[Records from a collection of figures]
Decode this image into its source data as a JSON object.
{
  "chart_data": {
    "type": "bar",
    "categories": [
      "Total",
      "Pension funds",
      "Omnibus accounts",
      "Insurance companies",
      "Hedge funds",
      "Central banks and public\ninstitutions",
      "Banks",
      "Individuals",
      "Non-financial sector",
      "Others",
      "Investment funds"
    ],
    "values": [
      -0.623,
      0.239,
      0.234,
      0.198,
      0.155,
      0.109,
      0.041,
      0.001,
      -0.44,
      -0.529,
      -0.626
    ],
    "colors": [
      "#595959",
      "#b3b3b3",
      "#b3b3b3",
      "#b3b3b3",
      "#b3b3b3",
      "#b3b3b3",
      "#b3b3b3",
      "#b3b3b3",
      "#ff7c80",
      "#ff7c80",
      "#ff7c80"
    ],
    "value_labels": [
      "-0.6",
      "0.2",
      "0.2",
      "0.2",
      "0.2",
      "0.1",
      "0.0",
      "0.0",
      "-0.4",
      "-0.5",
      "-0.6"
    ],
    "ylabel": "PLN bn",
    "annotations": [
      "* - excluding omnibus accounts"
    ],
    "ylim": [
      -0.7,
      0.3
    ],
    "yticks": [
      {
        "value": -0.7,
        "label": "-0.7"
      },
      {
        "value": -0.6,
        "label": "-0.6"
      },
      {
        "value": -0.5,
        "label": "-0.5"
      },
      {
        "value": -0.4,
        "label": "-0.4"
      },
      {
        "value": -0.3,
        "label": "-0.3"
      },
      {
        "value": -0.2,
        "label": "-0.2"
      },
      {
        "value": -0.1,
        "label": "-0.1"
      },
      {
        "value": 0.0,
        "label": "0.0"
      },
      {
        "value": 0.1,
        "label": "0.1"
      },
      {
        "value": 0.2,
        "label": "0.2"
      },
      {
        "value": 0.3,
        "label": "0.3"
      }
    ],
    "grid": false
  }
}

- _WHAT YOU HAVE TO DO_
Gather from the entries above all lines that include the string "accounts".

- _EXPECTED ANSWER_
      "Omnibus accounts",
      "* - excluding omnibus accounts"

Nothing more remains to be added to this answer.